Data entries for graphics
::::
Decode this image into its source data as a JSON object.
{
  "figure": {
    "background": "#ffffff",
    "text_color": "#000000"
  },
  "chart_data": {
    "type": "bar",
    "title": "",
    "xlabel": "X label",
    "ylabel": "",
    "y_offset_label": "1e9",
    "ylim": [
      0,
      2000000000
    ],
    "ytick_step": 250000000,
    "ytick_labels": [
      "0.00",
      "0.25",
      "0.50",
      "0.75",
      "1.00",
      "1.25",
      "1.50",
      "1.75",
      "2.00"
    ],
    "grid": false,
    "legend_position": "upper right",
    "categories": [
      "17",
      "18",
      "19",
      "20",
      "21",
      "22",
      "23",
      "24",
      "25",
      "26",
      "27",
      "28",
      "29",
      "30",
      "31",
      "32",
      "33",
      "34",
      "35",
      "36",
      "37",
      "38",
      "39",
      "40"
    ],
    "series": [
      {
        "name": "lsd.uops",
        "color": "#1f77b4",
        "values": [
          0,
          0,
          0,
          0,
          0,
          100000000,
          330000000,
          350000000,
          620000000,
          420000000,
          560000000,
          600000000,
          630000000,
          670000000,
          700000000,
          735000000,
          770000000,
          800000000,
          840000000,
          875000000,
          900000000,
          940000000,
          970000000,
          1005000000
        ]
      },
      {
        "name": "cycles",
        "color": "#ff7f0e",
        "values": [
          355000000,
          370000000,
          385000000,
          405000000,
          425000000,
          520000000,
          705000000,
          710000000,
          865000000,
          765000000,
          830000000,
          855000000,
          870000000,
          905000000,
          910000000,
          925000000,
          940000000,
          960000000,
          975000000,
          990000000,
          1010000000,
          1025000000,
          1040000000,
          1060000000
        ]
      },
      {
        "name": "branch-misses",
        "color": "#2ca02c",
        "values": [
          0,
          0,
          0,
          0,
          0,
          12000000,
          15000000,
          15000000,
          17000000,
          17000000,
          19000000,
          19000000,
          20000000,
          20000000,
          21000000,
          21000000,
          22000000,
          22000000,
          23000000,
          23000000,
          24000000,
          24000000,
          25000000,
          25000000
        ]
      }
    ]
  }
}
::::
▶ [Goal]
Every line in the data above that contains "name" needs to be copied.

▶ [Response to the task]
        "name": "lsd.uops",
        "name": "cycles",
        "name": "branch-misses",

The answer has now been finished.